Work required
Work out how many lines of the records contain "largura". Answer with the number and nothing else.

Exercise input
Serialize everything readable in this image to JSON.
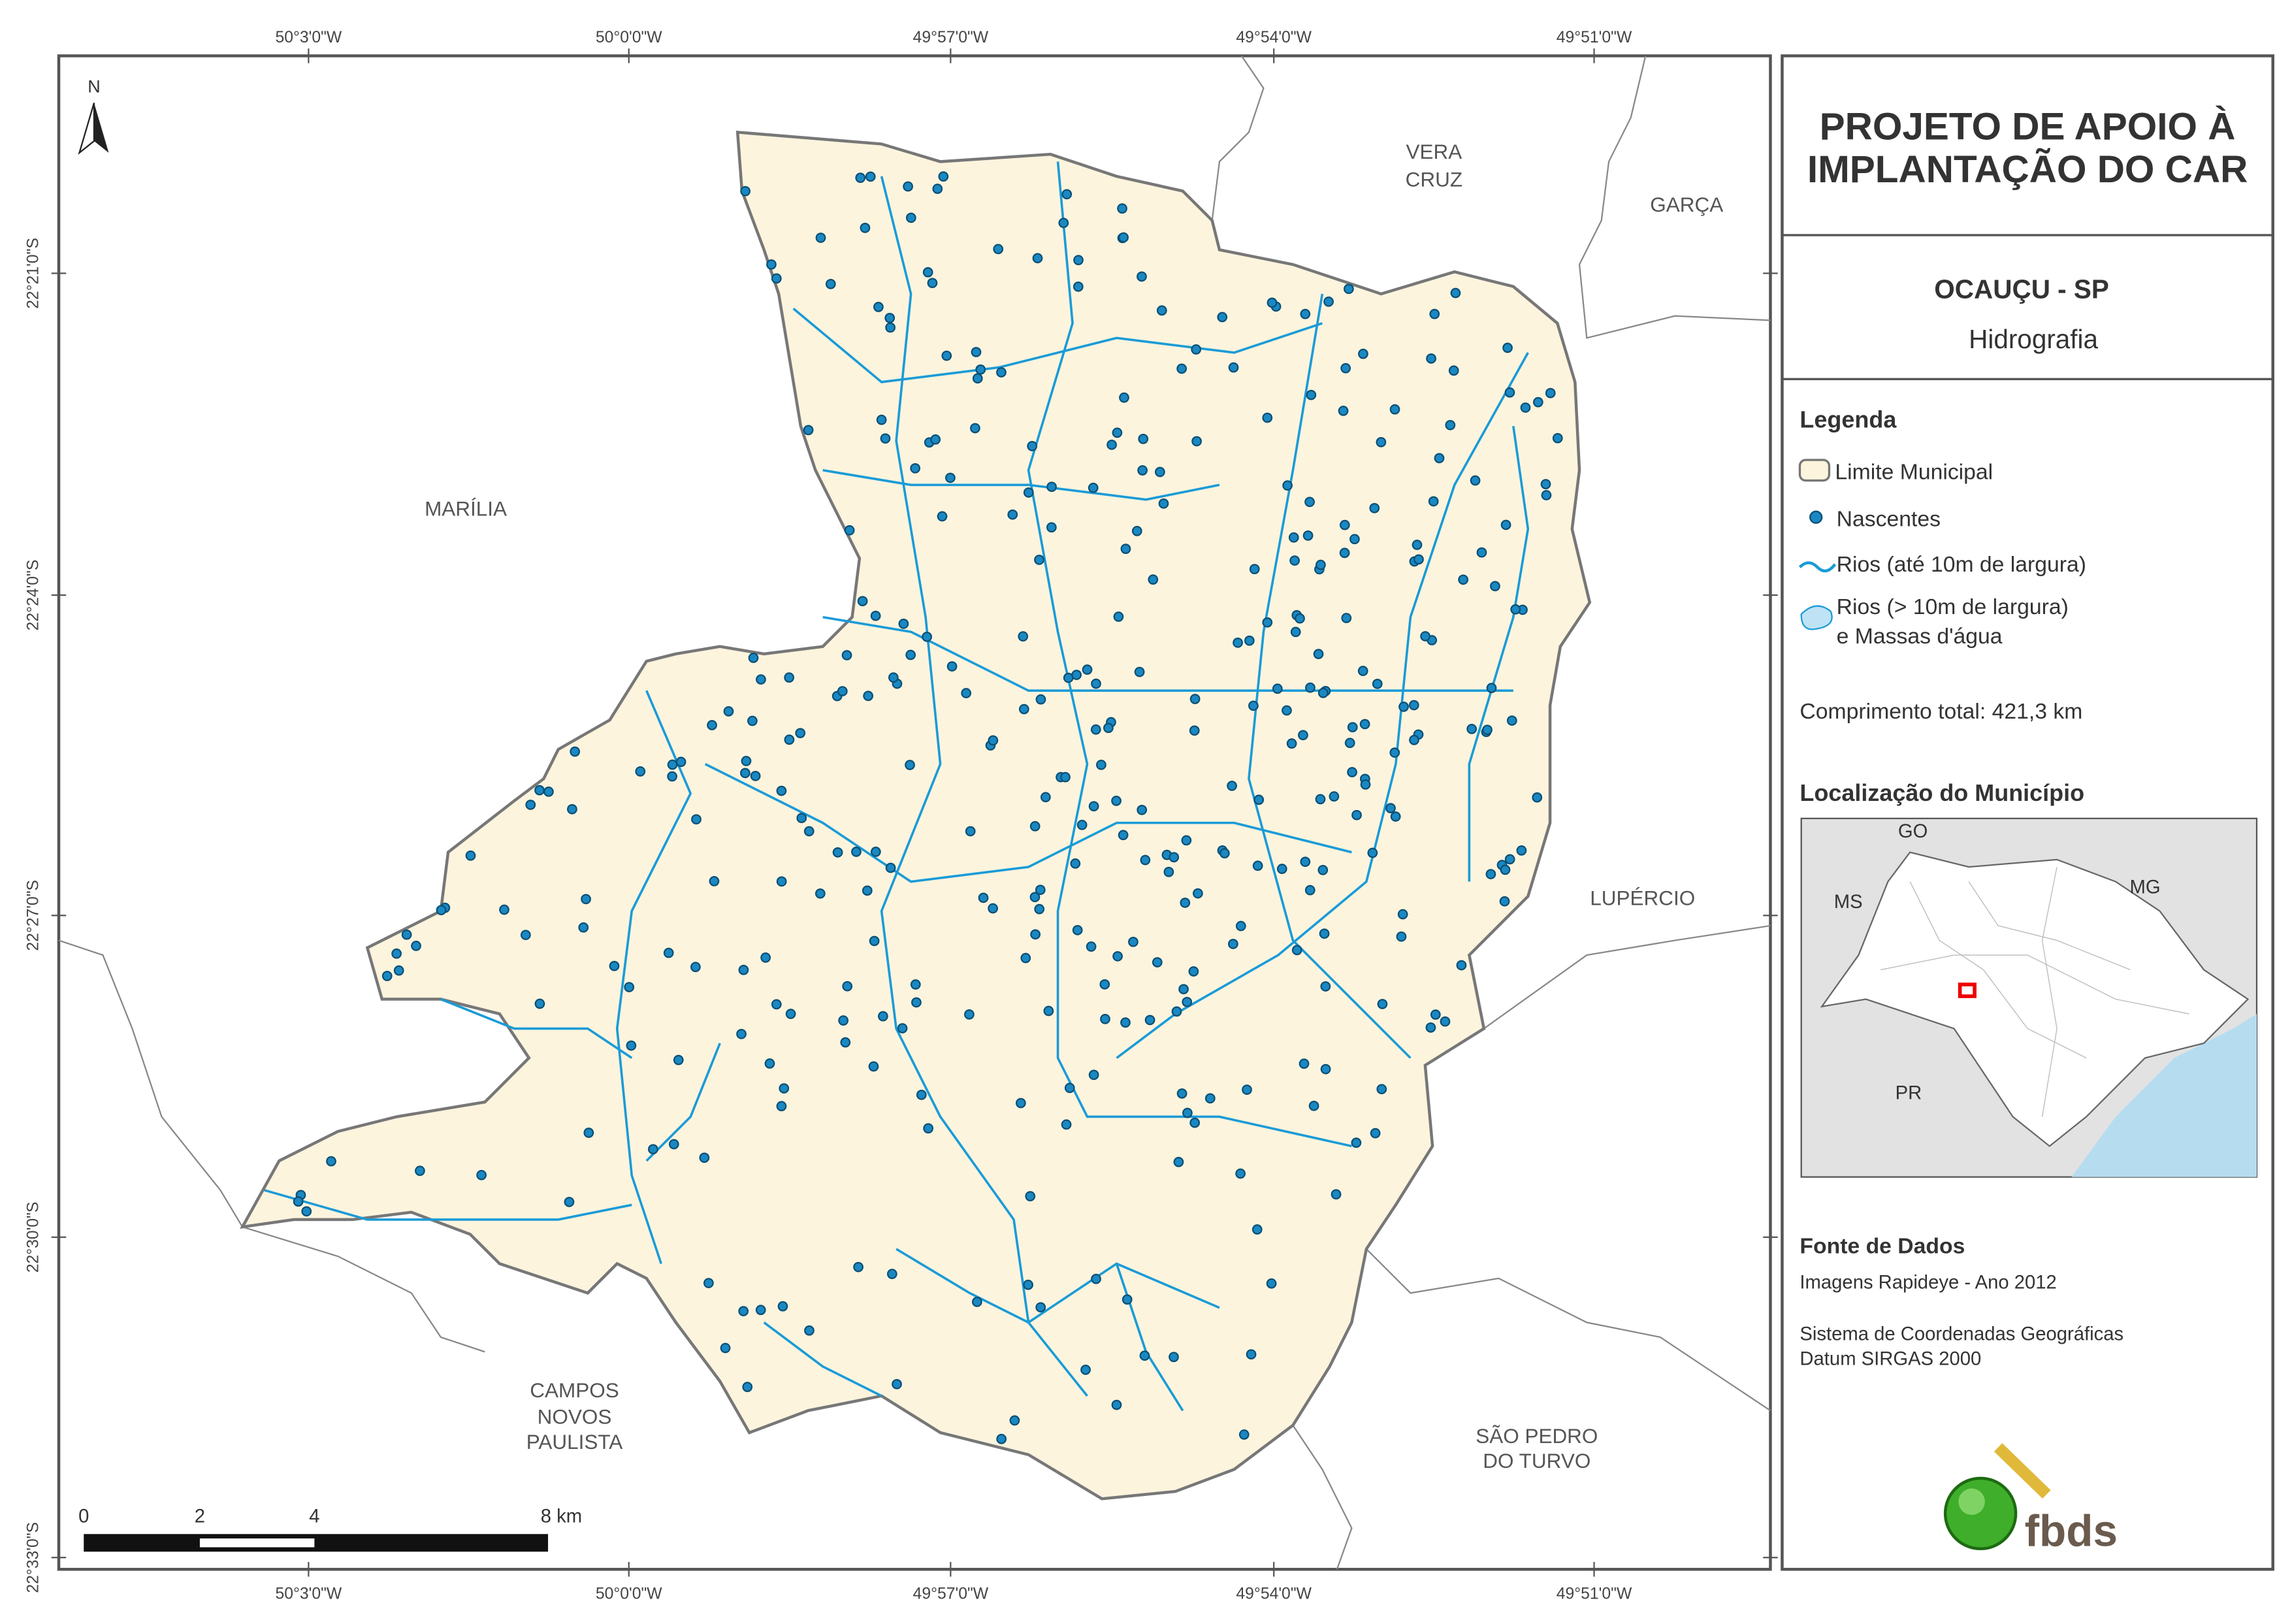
{
  "map": {
    "top_coords": [
      "50°3'0\"W",
      "50°0'0\"W",
      "49°57'0\"W",
      "49°54'0\"W",
      "49°51'0\"W"
    ],
    "bottom_coords": [
      "50°3'0\"W",
      "50°0'0\"W",
      "49°57'0\"W",
      "49°54'0\"W",
      "49°51'0\"W"
    ],
    "left_coords": [
      "22°21'0\"S",
      "22°24'0\"S",
      "22°27'0\"S",
      "22°30'0\"S",
      "22°33'0\"S"
    ],
    "north": "N",
    "neighbors": {
      "vera_cruz": [
        "VERA",
        "CRUZ"
      ],
      "garca": [
        "GARÇA"
      ],
      "marilia": [
        "MARÍLIA"
      ],
      "lupercio": [
        "LUPÉRCIO"
      ],
      "campos_novos": [
        "CAMPOS",
        "NOVOS",
        "PAULISTA"
      ],
      "sao_pedro": [
        "SÃO PEDRO",
        "DO TURVO"
      ]
    },
    "scale_labels": [
      "0",
      "2",
      "4",
      "8 km"
    ]
  },
  "panel": {
    "title": [
      "PROJETO DE APOIO À",
      "IMPLANTAÇÃO DO CAR"
    ],
    "municipality": "OCAUÇU - SP",
    "theme": "Hidrografia",
    "legend_title": "Legenda",
    "legend_items": [
      "Limite Municipal",
      "Nascentes",
      "Rios (até 10m de largura)",
      "Rios (> 10m de largura)",
      "e Massas d'água"
    ],
    "total_length": "Comprimento total: 421,3 km",
    "location_title": "Localização do Município",
    "inset_labels": [
      "GO",
      "MS",
      "MG",
      "PR"
    ],
    "source_title": "Fonte de Dados",
    "sources": [
      "Imagens Rapideye - Ano 2012",
      "Sistema de Coordenadas Geográficas",
      "Datum SIRGAS 2000"
    ],
    "logo": "fbds"
  }
}
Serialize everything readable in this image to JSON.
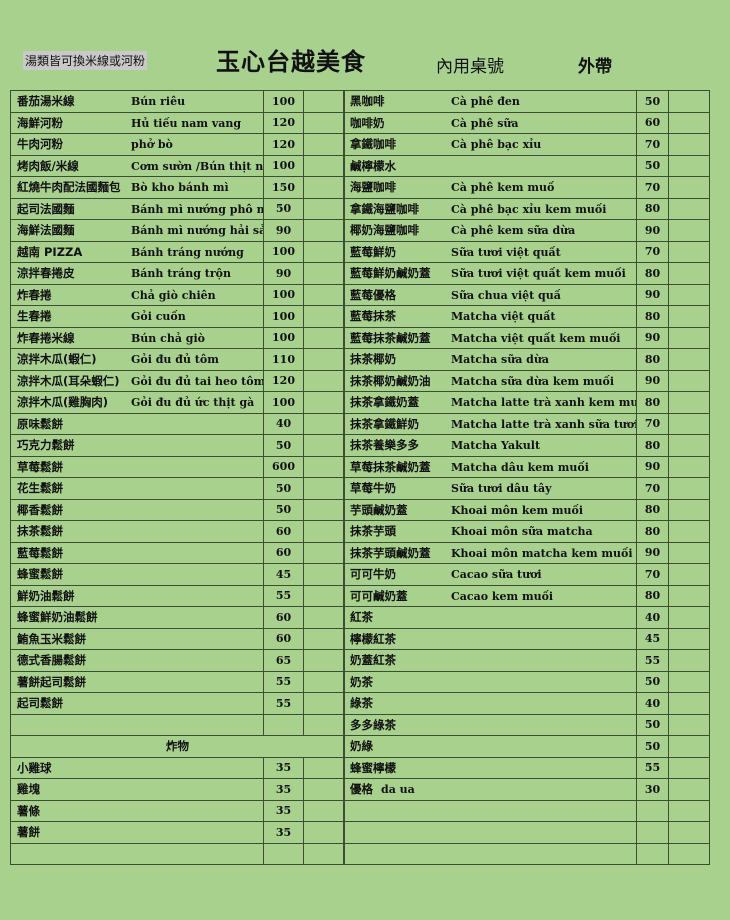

Response to the task
2